▸ **Data to process**:
____________________

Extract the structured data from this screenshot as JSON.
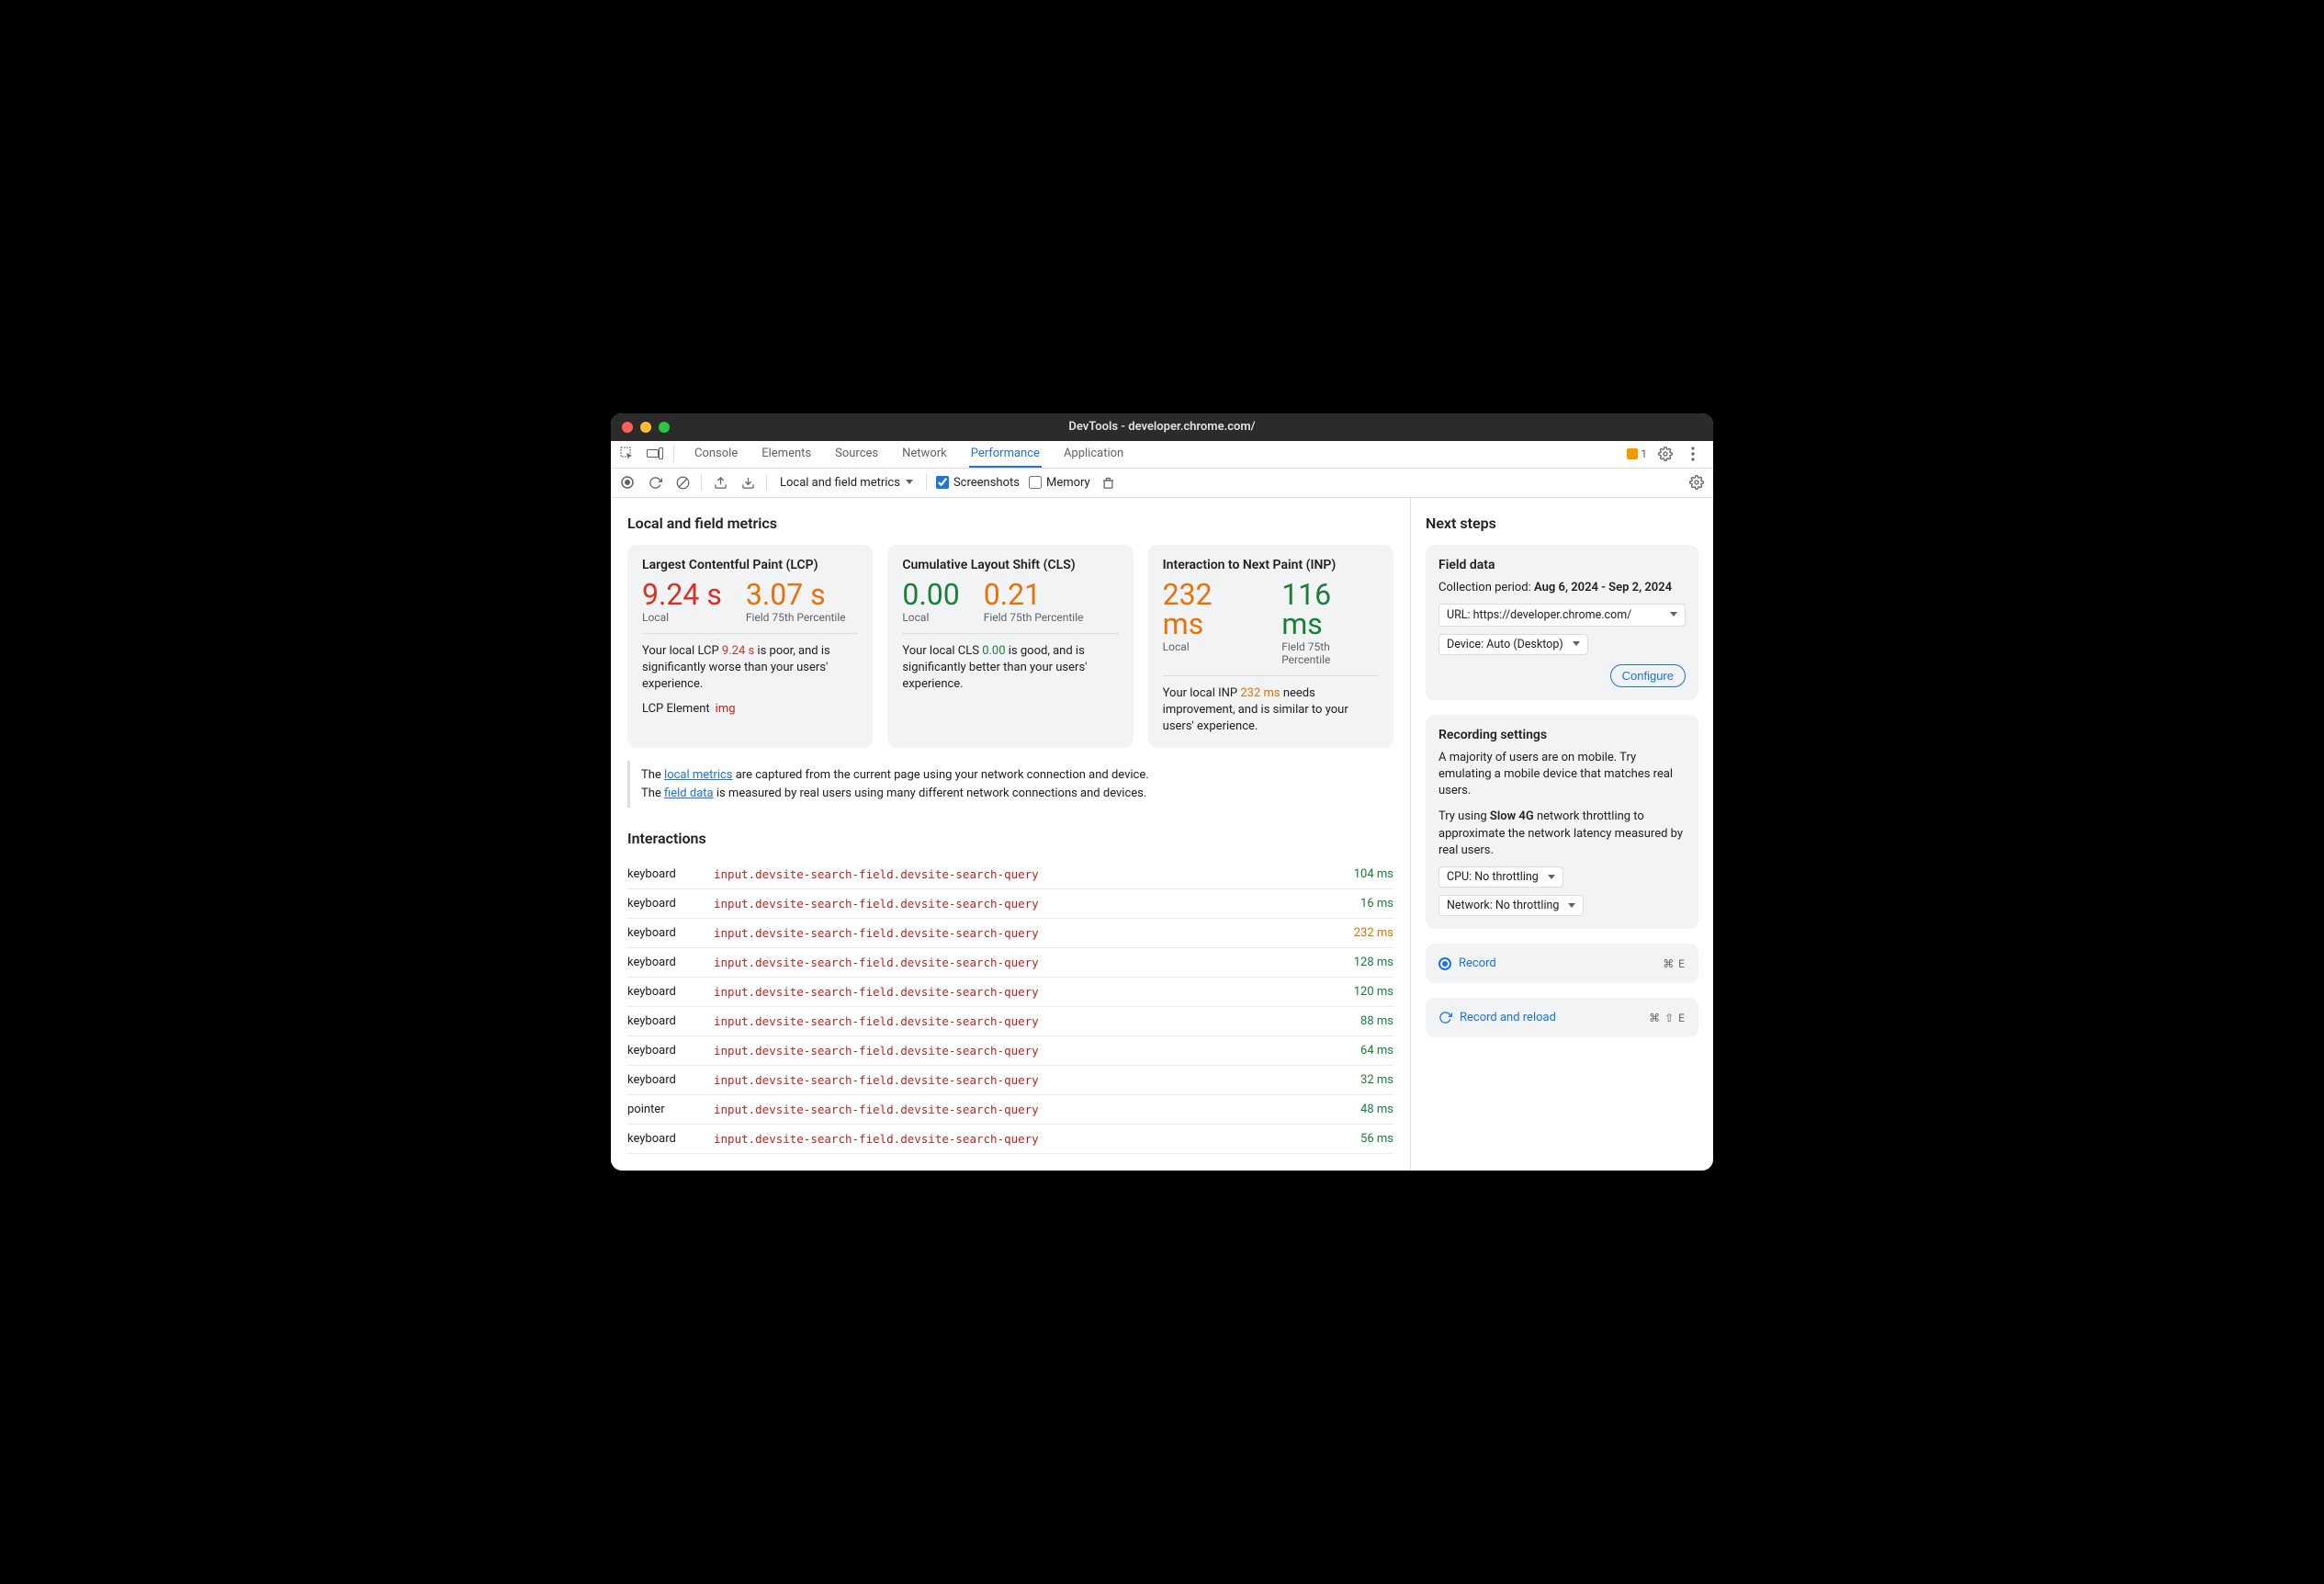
{
  "window": {
    "title": "DevTools - developer.chrome.com/"
  },
  "tabs": {
    "items": [
      "Console",
      "Elements",
      "Sources",
      "Network",
      "Performance",
      "Application"
    ],
    "active_index": 4
  },
  "issue_count": "1",
  "toolbar": {
    "mode_selector": "Local and field metrics",
    "screenshots_label": "Screenshots",
    "screenshots_checked": true,
    "memory_label": "Memory",
    "memory_checked": false
  },
  "left_heading": "Local and field metrics",
  "metrics": [
    {
      "title": "Largest Contentful Paint (LCP)",
      "local_value": "9.24 s",
      "local_class": "poor",
      "field_value": "3.07 s",
      "field_class": "warn",
      "local_label": "Local",
      "field_label": "Field 75th Percentile",
      "desc_pre": "Your local LCP ",
      "desc_val": "9.24 s",
      "desc_val_class": "poor",
      "desc_post": " is poor, and is significantly worse than your users' experience.",
      "extra_label": "LCP Element",
      "extra_tag": "img"
    },
    {
      "title": "Cumulative Layout Shift (CLS)",
      "local_value": "0.00",
      "local_class": "good",
      "field_value": "0.21",
      "field_class": "warn",
      "local_label": "Local",
      "field_label": "Field 75th Percentile",
      "desc_pre": "Your local CLS ",
      "desc_val": "0.00",
      "desc_val_class": "good",
      "desc_post": " is good, and is significantly better than your users' experience."
    },
    {
      "title": "Interaction to Next Paint (INP)",
      "local_value": "232 ms",
      "local_class": "warn",
      "field_value": "116 ms",
      "field_class": "good",
      "local_label": "Local",
      "field_label": "Field 75th Percentile",
      "desc_pre": "Your local INP ",
      "desc_val": "232 ms",
      "desc_val_class": "warn",
      "desc_post": " needs improvement, and is similar to your users' experience."
    }
  ],
  "info_box": {
    "line1_pre": "The ",
    "line1_link": "local metrics",
    "line1_post": " are captured from the current page using your network connection and device.",
    "line2_pre": "The ",
    "line2_link": "field data",
    "line2_post": " is measured by real users using many different network connections and devices."
  },
  "interactions_heading": "Interactions",
  "interactions": [
    {
      "type": "keyboard",
      "target": "input.devsite-search-field.devsite-search-query",
      "time": "104 ms",
      "cls": ""
    },
    {
      "type": "keyboard",
      "target": "input.devsite-search-field.devsite-search-query",
      "time": "16 ms",
      "cls": ""
    },
    {
      "type": "keyboard",
      "target": "input.devsite-search-field.devsite-search-query",
      "time": "232 ms",
      "cls": "warn"
    },
    {
      "type": "keyboard",
      "target": "input.devsite-search-field.devsite-search-query",
      "time": "128 ms",
      "cls": ""
    },
    {
      "type": "keyboard",
      "target": "input.devsite-search-field.devsite-search-query",
      "time": "120 ms",
      "cls": ""
    },
    {
      "type": "keyboard",
      "target": "input.devsite-search-field.devsite-search-query",
      "time": "88 ms",
      "cls": ""
    },
    {
      "type": "keyboard",
      "target": "input.devsite-search-field.devsite-search-query",
      "time": "64 ms",
      "cls": ""
    },
    {
      "type": "keyboard",
      "target": "input.devsite-search-field.devsite-search-query",
      "time": "32 ms",
      "cls": ""
    },
    {
      "type": "pointer",
      "target": "input.devsite-search-field.devsite-search-query",
      "time": "48 ms",
      "cls": ""
    },
    {
      "type": "keyboard",
      "target": "input.devsite-search-field.devsite-search-query",
      "time": "56 ms",
      "cls": ""
    }
  ],
  "next_steps_heading": "Next steps",
  "field_data": {
    "title": "Field data",
    "period_label": "Collection period:",
    "period_value": "Aug 6, 2024 - Sep 2, 2024",
    "url_label": "URL: https://developer.chrome.com/",
    "device_label": "Device: Auto (Desktop)",
    "configure_label": "Configure"
  },
  "recording_settings": {
    "title": "Recording settings",
    "p1": "A majority of users are on mobile. Try emulating a mobile device that matches real users.",
    "p2_pre": "Try using ",
    "p2_bold": "Slow 4G",
    "p2_post": " network throttling to approximate the network latency measured by real users.",
    "cpu_label": "CPU: No throttling",
    "net_label": "Network: No throttling"
  },
  "record_action": {
    "label": "Record",
    "shortcut": "⌘ E"
  },
  "record_reload_action": {
    "label": "Record and reload",
    "shortcut": "⌘ ⇧ E"
  }
}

____________________

▸ **Given problem**:
Count the lines of the listing above that include the word "time" and state the total with nothing else.

▸ **Finished answer**:
10